| Your instructions |
Read the lines below and count those that have the word "visit". Respond with the number only.

| Records for this task |
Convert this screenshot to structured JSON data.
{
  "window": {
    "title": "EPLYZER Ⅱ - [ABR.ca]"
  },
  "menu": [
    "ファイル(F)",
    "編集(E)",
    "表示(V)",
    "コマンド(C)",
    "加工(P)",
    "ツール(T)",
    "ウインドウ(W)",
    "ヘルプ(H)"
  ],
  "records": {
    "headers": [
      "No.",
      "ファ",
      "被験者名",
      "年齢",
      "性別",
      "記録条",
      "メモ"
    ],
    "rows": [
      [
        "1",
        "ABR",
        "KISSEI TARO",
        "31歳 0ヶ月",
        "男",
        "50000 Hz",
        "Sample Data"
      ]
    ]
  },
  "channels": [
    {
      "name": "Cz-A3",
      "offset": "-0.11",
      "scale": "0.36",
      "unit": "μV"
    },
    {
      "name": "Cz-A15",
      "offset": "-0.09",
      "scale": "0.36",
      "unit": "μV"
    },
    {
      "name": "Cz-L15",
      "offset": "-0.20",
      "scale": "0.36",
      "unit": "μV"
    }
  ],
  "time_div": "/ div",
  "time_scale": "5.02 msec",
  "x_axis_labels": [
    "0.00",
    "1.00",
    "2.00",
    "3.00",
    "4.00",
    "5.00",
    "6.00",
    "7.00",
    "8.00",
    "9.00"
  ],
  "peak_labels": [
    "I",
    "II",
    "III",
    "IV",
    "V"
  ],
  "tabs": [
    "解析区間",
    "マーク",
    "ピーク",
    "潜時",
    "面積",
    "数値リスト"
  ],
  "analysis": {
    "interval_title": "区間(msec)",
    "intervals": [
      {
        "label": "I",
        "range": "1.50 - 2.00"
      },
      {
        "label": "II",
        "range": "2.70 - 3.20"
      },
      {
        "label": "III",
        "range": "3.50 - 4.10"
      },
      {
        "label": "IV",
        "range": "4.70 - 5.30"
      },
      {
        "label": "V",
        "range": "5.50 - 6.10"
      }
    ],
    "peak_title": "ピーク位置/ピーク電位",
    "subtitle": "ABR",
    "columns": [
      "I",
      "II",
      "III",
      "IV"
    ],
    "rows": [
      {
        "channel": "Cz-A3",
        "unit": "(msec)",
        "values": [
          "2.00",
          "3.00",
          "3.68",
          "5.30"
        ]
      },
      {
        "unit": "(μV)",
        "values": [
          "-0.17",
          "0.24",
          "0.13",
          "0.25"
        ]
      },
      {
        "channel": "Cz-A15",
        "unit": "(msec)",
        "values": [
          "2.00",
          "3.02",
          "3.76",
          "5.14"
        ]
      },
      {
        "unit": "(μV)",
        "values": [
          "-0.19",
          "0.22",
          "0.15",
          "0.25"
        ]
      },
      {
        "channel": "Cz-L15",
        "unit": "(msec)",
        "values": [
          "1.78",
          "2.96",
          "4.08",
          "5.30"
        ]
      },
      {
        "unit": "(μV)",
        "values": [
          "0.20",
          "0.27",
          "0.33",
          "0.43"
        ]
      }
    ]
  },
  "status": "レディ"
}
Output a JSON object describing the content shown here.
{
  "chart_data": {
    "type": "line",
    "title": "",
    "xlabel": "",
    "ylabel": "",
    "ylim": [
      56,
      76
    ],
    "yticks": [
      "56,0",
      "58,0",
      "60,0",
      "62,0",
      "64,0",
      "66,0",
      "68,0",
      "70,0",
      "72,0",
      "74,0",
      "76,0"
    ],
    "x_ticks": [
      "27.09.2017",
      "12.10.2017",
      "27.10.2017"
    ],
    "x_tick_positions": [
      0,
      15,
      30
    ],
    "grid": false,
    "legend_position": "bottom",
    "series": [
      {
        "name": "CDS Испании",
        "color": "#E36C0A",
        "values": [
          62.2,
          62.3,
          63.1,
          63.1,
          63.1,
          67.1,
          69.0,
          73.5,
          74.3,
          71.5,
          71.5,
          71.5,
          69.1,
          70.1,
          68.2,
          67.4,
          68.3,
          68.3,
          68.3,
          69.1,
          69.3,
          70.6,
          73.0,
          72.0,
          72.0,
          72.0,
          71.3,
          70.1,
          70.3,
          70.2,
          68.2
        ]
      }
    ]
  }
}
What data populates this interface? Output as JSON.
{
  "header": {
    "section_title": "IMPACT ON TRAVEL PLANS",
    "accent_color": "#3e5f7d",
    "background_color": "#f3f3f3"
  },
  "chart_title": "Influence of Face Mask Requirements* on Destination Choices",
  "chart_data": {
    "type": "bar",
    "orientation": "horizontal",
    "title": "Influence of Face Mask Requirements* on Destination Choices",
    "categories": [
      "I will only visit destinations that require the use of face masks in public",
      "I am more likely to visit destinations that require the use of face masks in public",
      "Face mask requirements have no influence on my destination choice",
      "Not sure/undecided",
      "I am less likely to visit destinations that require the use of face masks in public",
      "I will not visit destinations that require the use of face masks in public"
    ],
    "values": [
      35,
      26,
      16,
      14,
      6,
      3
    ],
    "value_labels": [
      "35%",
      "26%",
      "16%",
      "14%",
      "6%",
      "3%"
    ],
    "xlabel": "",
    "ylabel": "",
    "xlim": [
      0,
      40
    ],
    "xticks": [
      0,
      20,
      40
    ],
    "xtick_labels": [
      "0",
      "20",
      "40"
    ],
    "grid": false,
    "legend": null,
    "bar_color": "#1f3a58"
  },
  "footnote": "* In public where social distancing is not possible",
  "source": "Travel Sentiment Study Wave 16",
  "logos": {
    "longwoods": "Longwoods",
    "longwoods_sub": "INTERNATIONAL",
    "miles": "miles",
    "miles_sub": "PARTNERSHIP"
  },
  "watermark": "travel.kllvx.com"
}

| Answer for the task |
4